#### Data rows:

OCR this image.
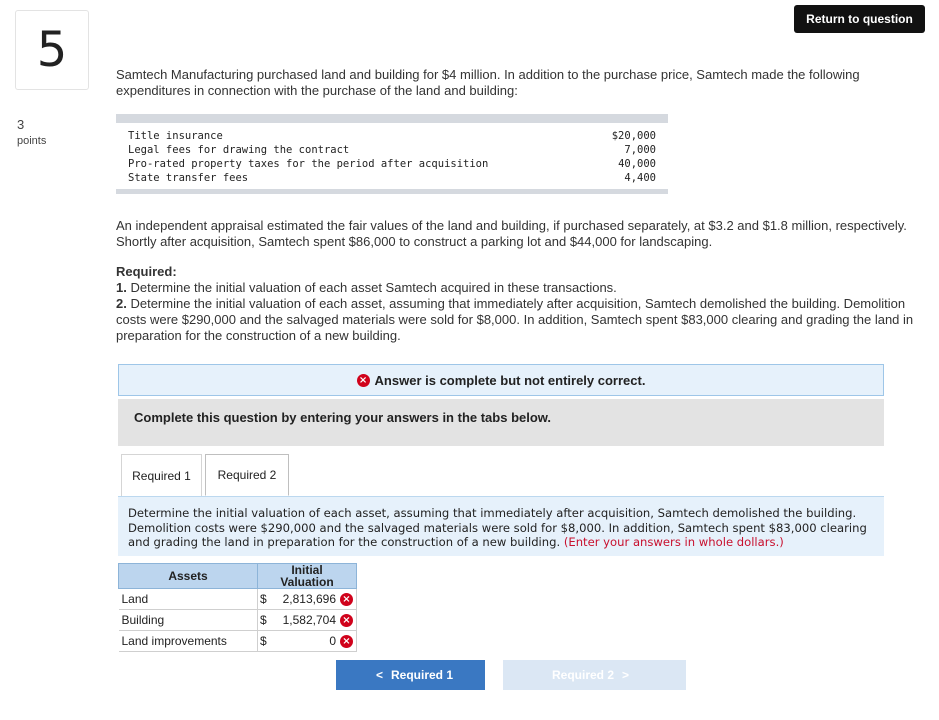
5
3
points
Return to question
Samtech Manufacturing purchased land and building for $4 million. In addition to the purchase price, Samtech made the following expenditures in connection with the purchase of the land and building:
Title insurance	$20,000
Legal fees for drawing the contract	7,000
Pro-rated property taxes for the period after acquisition	40,000
State transfer fees	4,400
An independent appraisal estimated the fair values of the land and building, if purchased separately, at $3.2 and $1.8 million, respectively. Shortly after acquisition, Samtech spent $86,000 to construct a parking lot and $44,000 for landscaping.
Required:
1. Determine the initial valuation of each asset Samtech acquired in these transactions.
2. Determine the initial valuation of each asset, assuming that immediately after acquisition, Samtech demolished the building. Demolition costs were $290,000 and the salvaged materials were sold for $8,000. In addition, Samtech spent $83,000 clearing and grading the land in preparation for the construction of a new building.
× Answer is complete but not entirely correct.
Complete this question by entering your answers in the tabs below.
Required 1	Required 2
Determine the initial valuation of each asset, assuming that immediately after acquisition, Samtech demolished the building. Demolition costs were $290,000 and the salvaged materials were sold for $8,000. In addition, Samtech spent $83,000 clearing and grading the land in preparation for the construction of a new building. (Enter your answers in whole dollars.)
Assets	Initial
Valuation

Land	$ 2,813,696 ×

Building	$ 1,582,704 ×

Land improvements	$ 0 ×
< Required 1	Required 2 >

#### Do this:
Without the pictures, restate all of the entries above verbatim.

#### Expected answer:
OCR this image.
5
3
points
Return to question
Samtech Manufacturing purchased land and building for $4 million. In addition to the purchase price, Samtech made the following expenditures in connection with the purchase of the land and building:
Title insurance	$20,000
Legal fees for drawing the contract	7,000
Pro-rated property taxes for the period after acquisition	40,000
State transfer fees	4,400
An independent appraisal estimated the fair values of the land and building, if purchased separately, at $3.2 and $1.8 million, respectively. Shortly after acquisition, Samtech spent $86,000 to construct a parking lot and $44,000 for landscaping.
Required:
1. Determine the initial valuation of each asset Samtech acquired in these transactions.
2. Determine the initial valuation of each asset, assuming that immediately after acquisition, Samtech demolished the building. Demolition costs were $290,000 and the salvaged materials were sold for $8,000. In addition, Samtech spent $83,000 clearing and grading the land in preparation for the construction of a new building.
× Answer is complete but not entirely correct.
Complete this question by entering your answers in the tabs below.
Required 1	Required 2
Determine the initial valuation of each asset, assuming that immediately after acquisition, Samtech demolished the building. Demolition costs were $290,000 and the salvaged materials were sold for $8,000. In addition, Samtech spent $83,000 clearing and grading the land in preparation for the construction of a new building. (Enter your answers in whole dollars.)
Assets	Initial
Valuation

Land	$ 2,813,696 ×

Building	$ 1,582,704 ×

Land improvements	$ 0 ×
< Required 1	Required 2 >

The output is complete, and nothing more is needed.